* EXERCISE DETAILS: Go through the listing and pick out each line with the word "text" in it.

'''

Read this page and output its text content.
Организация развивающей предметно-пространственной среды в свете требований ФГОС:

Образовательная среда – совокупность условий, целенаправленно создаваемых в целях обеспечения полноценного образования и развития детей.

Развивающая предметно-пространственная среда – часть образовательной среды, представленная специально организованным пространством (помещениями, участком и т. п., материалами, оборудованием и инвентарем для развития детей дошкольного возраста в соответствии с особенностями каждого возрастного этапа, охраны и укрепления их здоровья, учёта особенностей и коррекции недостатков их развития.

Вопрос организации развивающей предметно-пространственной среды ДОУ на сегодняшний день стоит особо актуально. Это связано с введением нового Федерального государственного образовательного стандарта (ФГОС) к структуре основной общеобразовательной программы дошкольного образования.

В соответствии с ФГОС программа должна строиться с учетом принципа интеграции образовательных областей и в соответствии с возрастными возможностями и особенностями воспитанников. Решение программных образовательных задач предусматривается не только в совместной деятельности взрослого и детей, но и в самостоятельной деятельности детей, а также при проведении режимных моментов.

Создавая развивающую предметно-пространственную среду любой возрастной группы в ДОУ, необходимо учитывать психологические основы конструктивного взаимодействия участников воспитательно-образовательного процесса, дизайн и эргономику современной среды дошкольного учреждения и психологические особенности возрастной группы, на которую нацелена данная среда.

'''
'''

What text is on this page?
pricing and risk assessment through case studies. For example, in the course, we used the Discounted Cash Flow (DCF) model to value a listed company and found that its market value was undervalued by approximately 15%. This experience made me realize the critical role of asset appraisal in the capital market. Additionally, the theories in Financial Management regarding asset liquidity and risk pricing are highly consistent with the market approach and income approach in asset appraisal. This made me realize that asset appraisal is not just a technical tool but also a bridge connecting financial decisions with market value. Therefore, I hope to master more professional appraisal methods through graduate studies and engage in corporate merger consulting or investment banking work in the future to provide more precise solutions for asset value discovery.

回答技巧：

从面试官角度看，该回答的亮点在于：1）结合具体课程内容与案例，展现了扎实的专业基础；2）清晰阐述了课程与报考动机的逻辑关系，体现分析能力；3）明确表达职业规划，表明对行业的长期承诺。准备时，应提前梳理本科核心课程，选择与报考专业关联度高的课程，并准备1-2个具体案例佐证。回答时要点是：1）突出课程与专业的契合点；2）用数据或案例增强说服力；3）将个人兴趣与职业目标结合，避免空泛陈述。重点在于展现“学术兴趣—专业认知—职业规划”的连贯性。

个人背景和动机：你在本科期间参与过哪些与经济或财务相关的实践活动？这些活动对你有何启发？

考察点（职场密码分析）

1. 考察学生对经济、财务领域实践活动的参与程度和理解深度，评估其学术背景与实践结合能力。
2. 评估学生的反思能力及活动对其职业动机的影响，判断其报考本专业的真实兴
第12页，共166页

'''

* EXERCISE ANSWER:
Read this page and output its text content.
What text is on this page?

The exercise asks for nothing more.